Copy every record exactly, and keep the pictures out.

>> start Material

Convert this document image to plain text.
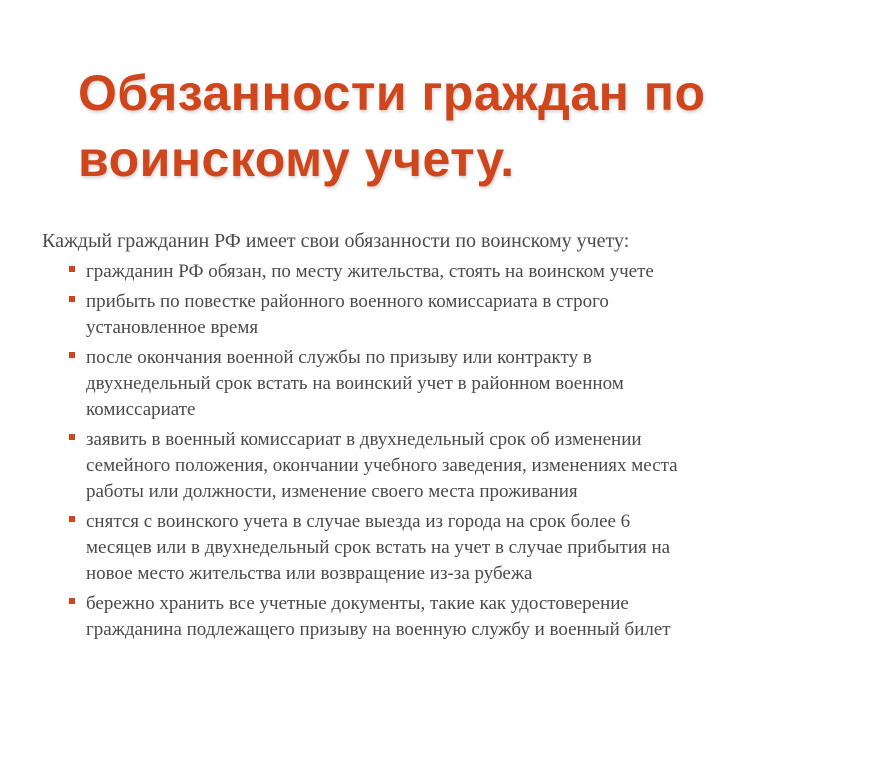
Обязанности граждан по
воинскому учету.

Каждый гражданин РФ имеет свои обязанности по воинскому учету:

гражданин РФ обязан, по месту жительства, стоять на воинском учете
прибыть по повестке районного военного комиссариата в строго
установленное время
после окончания военной службы по призыву или контракту в
двухнедельный срок встать на воинский учет в районном военном
комиссариате
заявить в военный комиссариат в двухнедельный срок об изменении
семейного положения, окончании учебного заведения, изменениях места
работы или должности, изменение своего места проживания
снятся с воинского учета в случае выезда из города на срок более 6
месяцев или в двухнедельный срок встать на учет в случае прибытия на
новое место жительства или возвращение из-за рубежа
бережно хранить все учетные документы, такие как удостоверение
гражданина подлежащего призыву на военную службу и военный билет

>> end Material

* The answer:
Convert this document image to plain text.
Обязанности граждан по
воинскому учету.

Каждый гражданин РФ имеет свои обязанности по воинскому учету:

гражданин РФ обязан, по месту жительства, стоять на воинском учете
прибыть по повестке районного военного комиссариата в строго
установленное время
после окончания военной службы по призыву или контракту в
двухнедельный срок встать на воинский учет в районном военном
комиссариате
заявить в военный комиссариат в двухнедельный срок об изменении
семейного положения, окончании учебного заведения, изменениях места
работы или должности, изменение своего места проживания
снятся с воинского учета в случае выезда из города на срок более 6
месяцев или в двухнедельный срок встать на учет в случае прибытия на
новое место жительства или возвращение из-за рубежа
бережно хранить все учетные документы, такие как удостоверение
гражданина подлежащего призыву на военную службу и военный билет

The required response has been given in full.